= Work required =
Look through the material and tally each line bearing the word "Bikini". Give only the total.

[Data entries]
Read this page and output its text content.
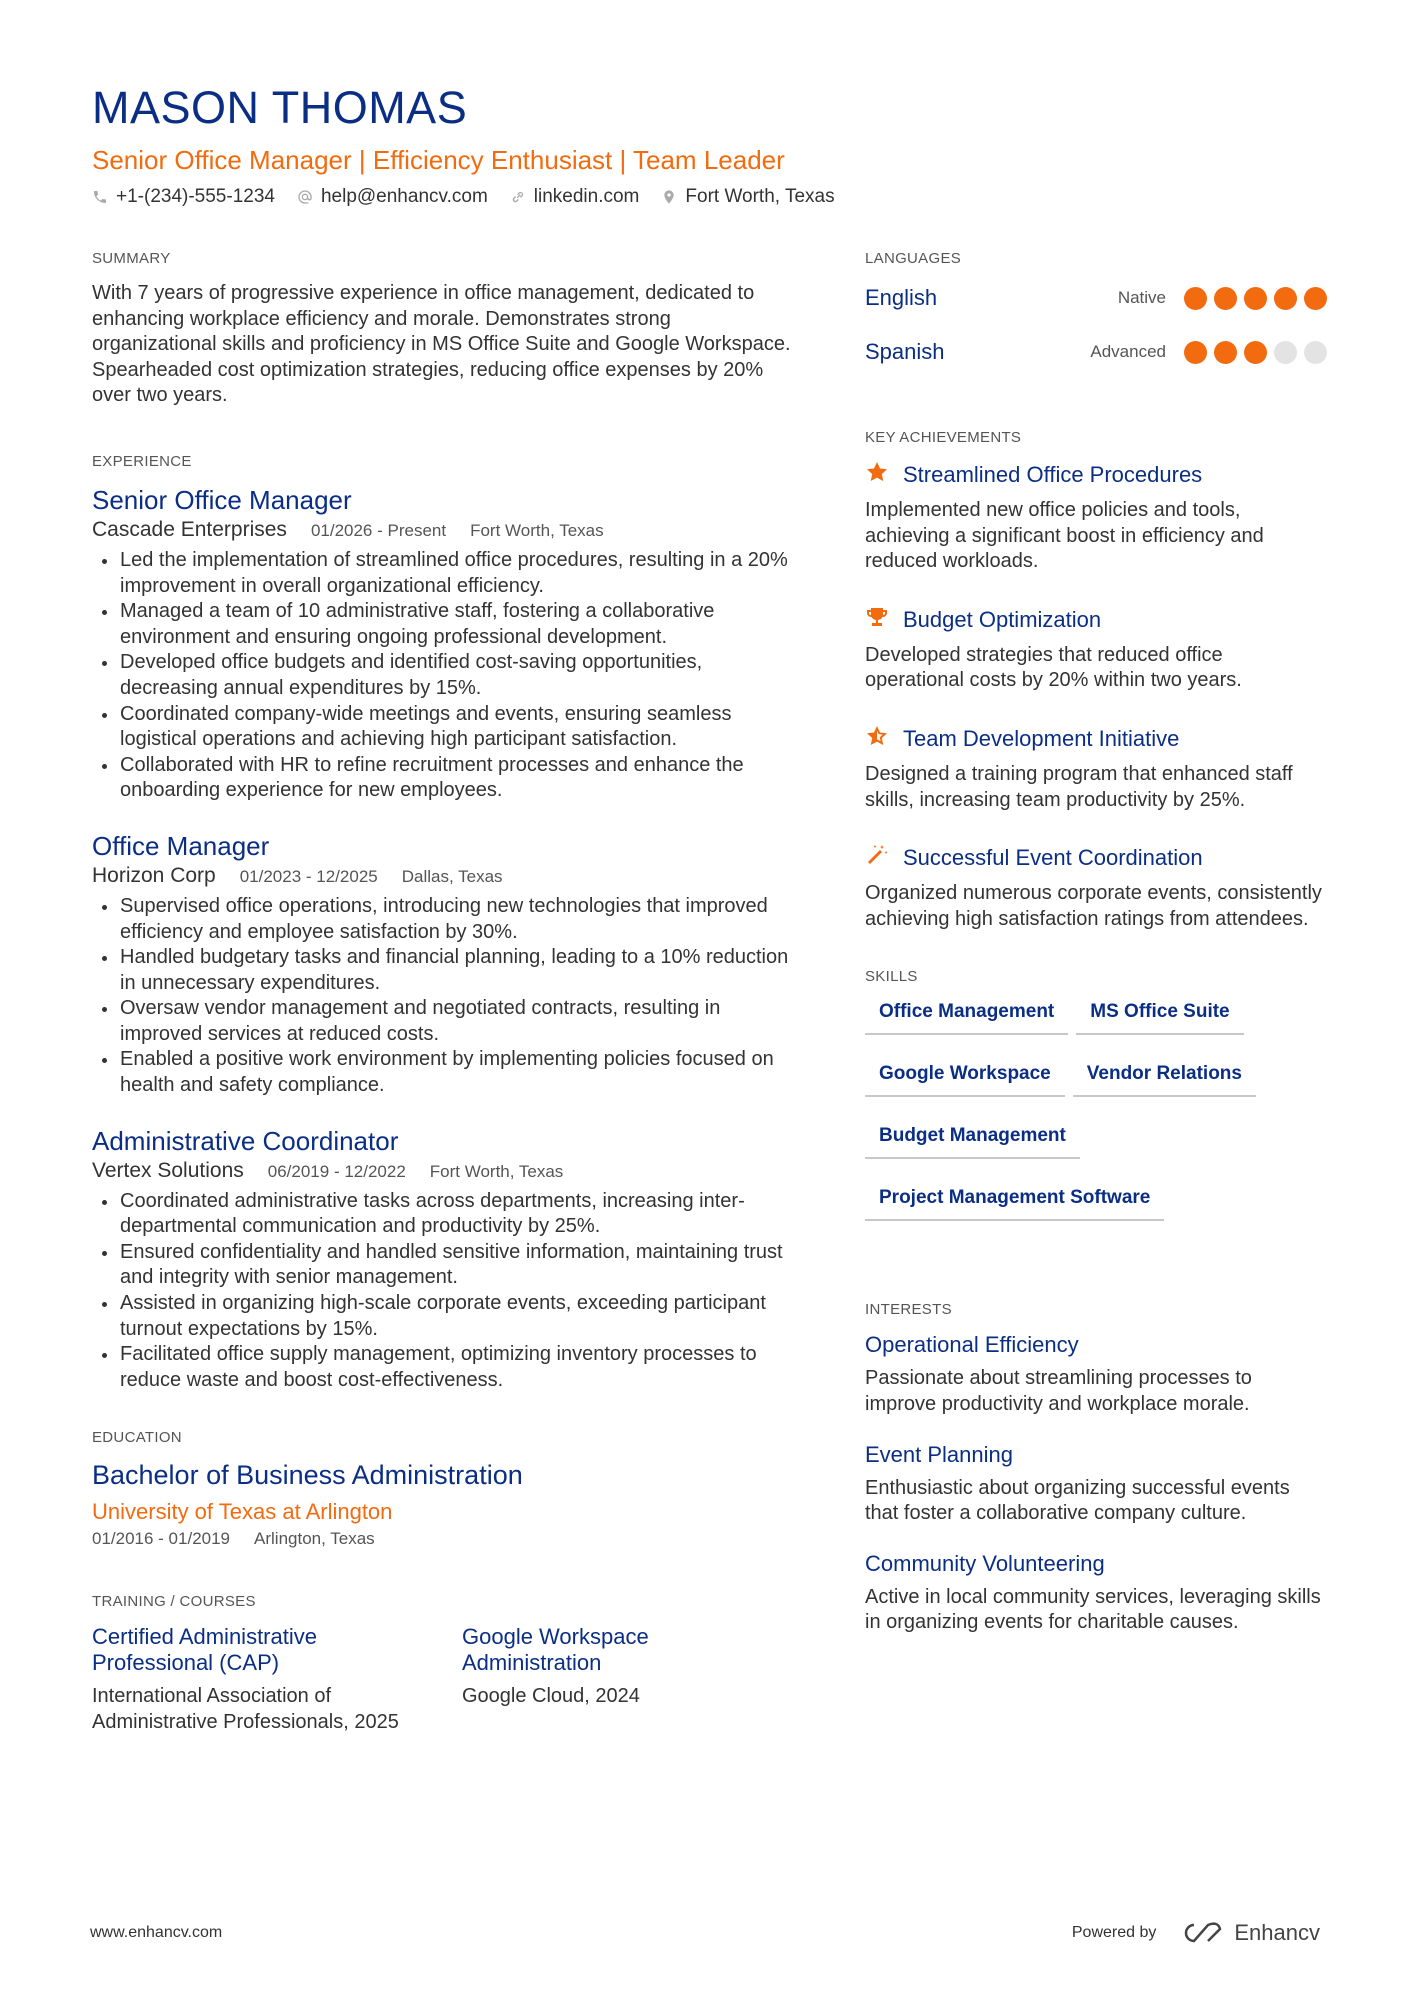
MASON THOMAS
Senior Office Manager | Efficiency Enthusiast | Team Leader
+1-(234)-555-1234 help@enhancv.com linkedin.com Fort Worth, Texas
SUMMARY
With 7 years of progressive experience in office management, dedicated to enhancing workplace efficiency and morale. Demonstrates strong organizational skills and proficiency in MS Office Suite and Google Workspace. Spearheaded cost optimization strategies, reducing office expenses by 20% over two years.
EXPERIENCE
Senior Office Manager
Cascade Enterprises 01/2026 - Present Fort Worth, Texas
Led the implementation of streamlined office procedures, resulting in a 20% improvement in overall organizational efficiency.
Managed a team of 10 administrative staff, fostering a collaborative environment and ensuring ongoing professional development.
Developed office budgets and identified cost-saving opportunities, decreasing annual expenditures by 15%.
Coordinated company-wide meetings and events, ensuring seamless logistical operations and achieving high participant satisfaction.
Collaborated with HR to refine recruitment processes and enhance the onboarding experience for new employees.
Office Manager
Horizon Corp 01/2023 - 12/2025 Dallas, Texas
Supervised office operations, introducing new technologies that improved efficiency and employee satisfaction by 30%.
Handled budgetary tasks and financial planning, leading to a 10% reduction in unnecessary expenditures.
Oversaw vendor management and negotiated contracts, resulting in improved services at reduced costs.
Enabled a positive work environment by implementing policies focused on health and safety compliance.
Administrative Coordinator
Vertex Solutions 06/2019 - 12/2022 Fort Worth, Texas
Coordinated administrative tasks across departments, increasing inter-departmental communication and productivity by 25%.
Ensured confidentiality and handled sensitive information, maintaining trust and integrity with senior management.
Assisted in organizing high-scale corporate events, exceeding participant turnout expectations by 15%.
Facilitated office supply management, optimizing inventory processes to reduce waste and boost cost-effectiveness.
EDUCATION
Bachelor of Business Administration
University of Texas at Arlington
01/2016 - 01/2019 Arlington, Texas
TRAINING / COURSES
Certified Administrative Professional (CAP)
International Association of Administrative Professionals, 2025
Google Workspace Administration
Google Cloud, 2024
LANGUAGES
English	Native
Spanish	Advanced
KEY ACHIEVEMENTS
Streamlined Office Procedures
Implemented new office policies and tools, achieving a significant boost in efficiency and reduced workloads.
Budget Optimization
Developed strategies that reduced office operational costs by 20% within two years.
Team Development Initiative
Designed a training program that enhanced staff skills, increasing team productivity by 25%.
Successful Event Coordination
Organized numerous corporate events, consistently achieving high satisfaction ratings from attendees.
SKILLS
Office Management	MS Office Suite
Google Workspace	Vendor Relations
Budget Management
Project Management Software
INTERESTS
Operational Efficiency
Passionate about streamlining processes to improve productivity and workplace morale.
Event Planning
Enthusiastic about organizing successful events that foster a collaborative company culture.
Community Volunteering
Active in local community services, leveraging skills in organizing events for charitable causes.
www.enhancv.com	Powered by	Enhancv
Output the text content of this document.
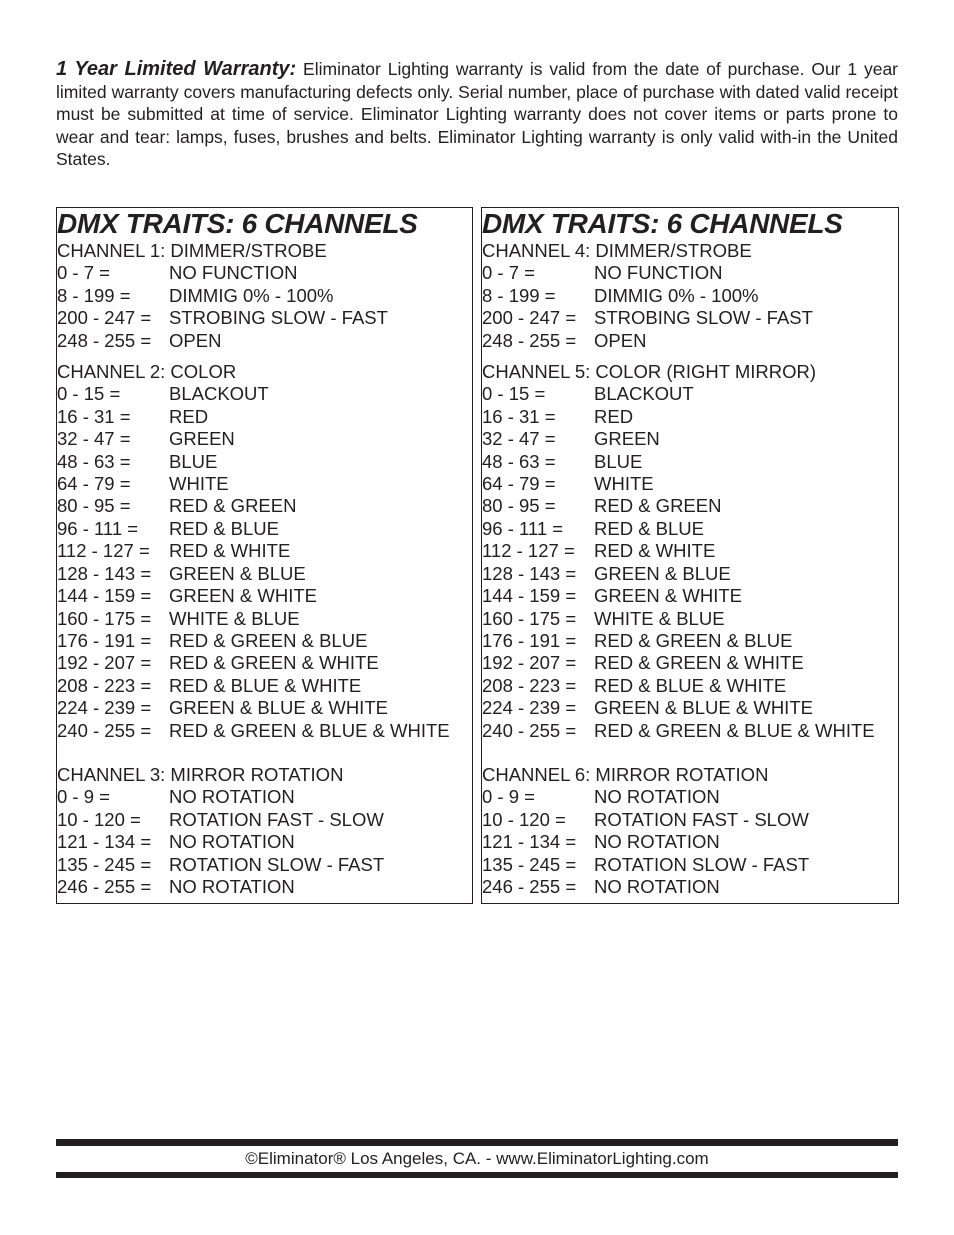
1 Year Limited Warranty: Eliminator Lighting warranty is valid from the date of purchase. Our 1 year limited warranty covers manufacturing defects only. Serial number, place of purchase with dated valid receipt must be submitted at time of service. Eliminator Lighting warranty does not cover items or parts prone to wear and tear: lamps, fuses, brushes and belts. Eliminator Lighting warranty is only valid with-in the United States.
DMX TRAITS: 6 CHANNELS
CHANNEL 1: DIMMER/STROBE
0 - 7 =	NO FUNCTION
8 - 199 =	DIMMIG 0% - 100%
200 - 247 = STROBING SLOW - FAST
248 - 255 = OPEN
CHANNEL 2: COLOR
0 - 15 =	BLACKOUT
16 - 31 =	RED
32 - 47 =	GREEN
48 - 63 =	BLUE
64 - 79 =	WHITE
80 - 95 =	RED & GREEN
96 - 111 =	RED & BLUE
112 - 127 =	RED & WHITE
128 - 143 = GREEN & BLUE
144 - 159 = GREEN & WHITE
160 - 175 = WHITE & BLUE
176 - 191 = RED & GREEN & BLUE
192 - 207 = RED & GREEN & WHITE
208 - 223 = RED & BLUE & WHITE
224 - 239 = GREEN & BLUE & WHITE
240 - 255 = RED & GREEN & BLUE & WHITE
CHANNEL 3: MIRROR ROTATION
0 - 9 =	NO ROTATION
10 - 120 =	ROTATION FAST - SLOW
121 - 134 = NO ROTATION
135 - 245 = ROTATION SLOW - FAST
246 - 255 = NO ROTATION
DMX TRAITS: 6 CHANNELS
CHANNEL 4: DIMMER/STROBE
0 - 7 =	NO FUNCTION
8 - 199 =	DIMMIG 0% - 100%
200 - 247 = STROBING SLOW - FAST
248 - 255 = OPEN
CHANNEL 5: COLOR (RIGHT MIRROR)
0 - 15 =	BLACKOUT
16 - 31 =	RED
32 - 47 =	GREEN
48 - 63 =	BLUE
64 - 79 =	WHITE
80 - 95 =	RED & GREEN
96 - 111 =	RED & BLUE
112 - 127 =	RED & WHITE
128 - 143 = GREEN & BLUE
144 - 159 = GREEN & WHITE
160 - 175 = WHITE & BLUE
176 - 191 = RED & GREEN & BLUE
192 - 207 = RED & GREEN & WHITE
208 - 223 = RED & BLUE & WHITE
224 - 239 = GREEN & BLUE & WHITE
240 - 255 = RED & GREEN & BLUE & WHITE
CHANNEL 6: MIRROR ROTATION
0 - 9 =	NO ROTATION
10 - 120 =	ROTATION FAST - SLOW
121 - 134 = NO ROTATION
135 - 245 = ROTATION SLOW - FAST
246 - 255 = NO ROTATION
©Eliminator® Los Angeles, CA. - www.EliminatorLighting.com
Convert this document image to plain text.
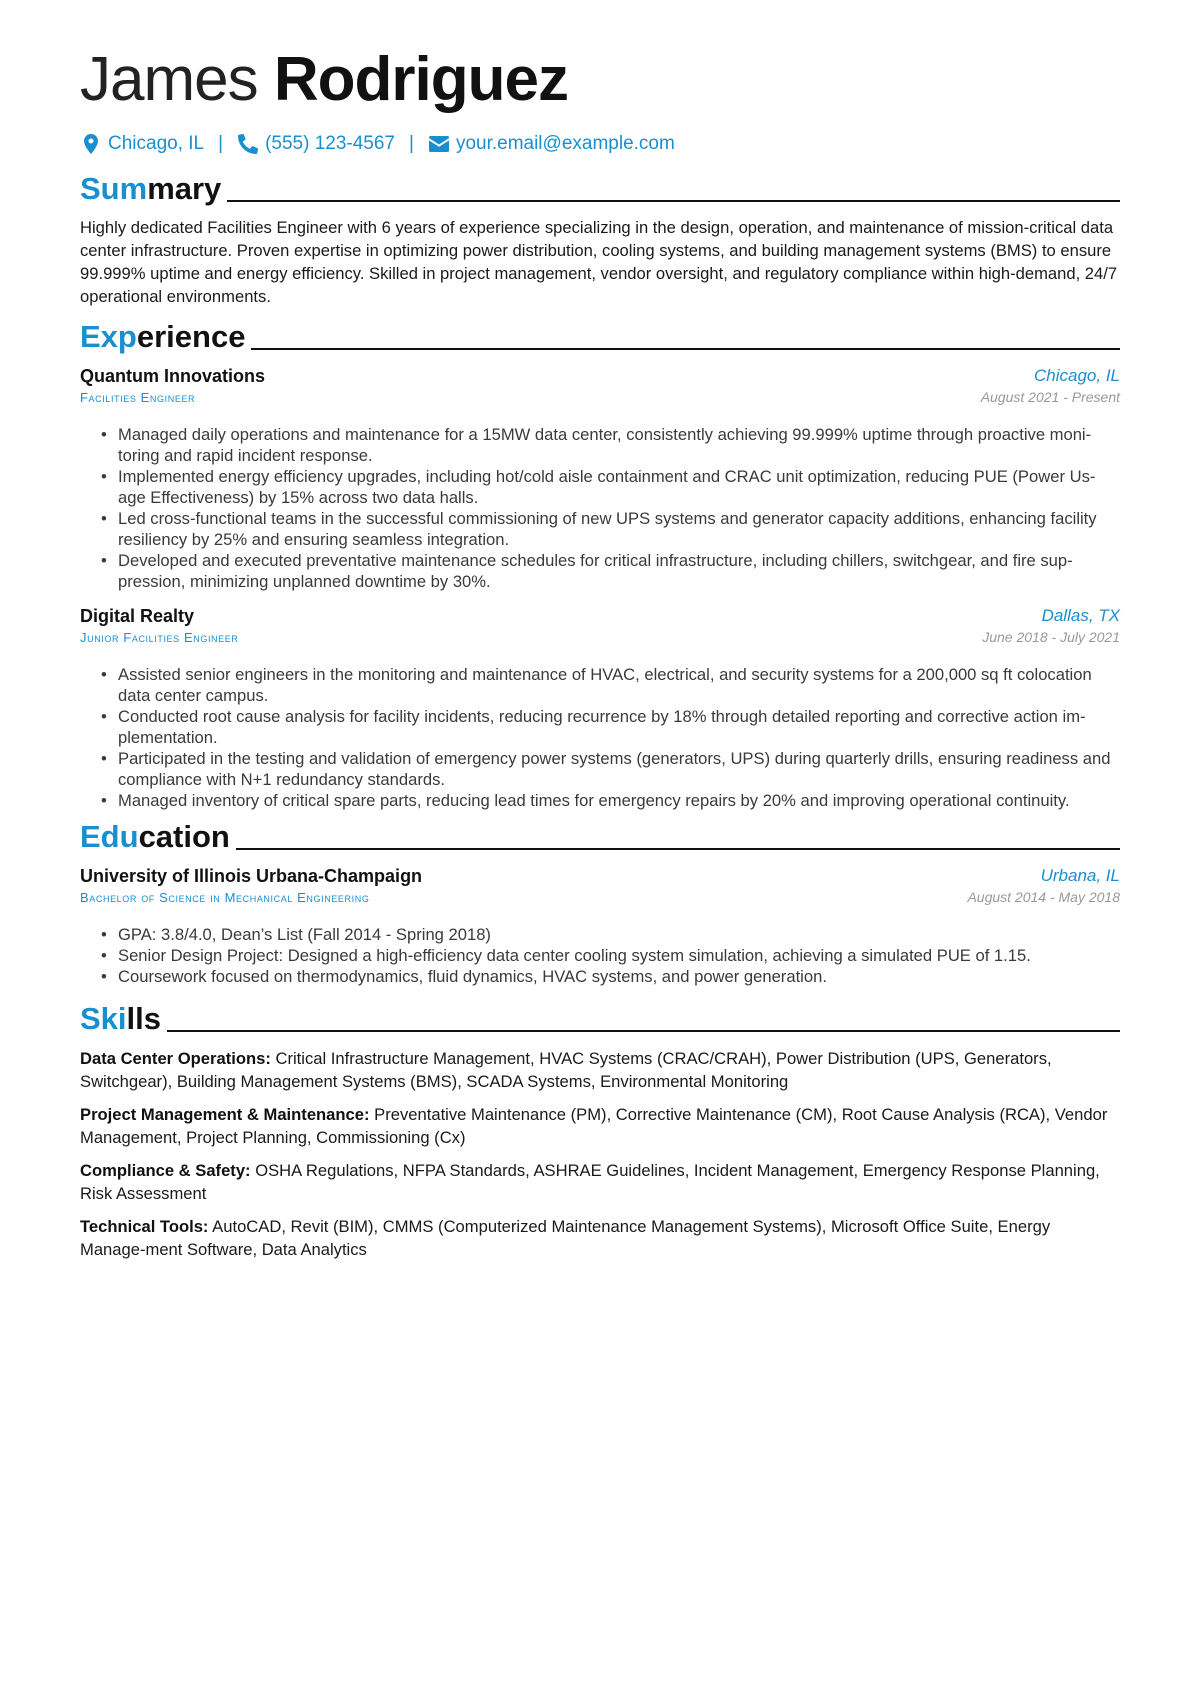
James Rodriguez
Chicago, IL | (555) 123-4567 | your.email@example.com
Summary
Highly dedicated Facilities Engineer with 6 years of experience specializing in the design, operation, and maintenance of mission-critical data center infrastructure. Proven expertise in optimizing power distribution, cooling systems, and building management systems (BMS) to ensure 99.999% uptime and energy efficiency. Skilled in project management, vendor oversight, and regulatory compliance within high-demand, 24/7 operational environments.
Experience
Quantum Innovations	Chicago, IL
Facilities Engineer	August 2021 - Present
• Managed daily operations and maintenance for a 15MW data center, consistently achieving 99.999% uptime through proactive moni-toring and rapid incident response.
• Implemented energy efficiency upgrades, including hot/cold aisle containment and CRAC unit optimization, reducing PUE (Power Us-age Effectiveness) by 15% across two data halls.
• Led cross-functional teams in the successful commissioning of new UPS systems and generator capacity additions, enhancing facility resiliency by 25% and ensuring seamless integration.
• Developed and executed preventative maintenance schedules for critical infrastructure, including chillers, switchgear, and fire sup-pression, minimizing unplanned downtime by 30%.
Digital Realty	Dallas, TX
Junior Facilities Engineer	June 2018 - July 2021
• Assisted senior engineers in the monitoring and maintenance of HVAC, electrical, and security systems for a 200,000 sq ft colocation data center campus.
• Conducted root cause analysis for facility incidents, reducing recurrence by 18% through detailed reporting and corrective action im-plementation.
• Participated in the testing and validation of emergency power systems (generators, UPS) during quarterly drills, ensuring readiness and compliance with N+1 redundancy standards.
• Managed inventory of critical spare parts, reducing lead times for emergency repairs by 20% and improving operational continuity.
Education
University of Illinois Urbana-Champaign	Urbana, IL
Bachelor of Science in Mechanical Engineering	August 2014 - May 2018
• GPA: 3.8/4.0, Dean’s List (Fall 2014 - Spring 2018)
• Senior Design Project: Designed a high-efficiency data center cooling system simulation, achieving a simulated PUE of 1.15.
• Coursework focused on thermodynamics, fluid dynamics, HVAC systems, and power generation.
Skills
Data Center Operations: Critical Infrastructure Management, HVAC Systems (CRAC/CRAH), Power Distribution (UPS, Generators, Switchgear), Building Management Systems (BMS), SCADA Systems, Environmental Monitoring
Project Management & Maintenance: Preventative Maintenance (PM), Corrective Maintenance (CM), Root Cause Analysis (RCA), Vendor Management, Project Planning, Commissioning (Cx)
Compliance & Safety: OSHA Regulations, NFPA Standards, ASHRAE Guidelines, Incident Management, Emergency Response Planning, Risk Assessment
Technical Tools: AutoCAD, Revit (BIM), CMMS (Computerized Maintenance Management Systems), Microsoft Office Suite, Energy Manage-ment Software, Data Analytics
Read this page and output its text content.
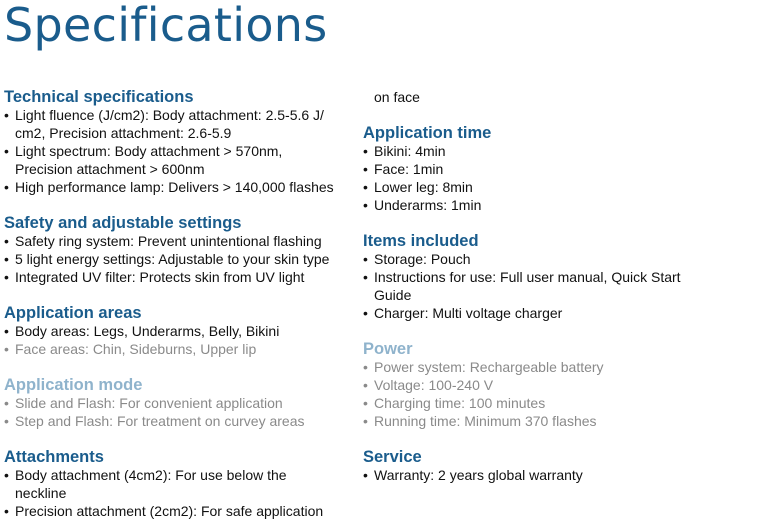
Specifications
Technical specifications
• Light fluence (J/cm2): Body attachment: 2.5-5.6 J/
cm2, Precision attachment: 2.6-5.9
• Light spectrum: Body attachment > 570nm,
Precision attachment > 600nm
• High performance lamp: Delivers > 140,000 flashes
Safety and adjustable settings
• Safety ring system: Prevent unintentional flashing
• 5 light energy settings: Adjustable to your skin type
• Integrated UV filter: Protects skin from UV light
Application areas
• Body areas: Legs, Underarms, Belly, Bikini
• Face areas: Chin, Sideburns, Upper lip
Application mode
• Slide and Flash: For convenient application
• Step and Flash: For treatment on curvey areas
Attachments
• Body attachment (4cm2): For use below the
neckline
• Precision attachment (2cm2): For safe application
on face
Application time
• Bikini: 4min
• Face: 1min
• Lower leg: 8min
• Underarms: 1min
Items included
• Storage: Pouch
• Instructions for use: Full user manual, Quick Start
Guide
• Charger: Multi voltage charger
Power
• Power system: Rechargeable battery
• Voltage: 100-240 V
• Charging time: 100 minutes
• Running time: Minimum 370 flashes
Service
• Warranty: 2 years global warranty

= Expected output =
2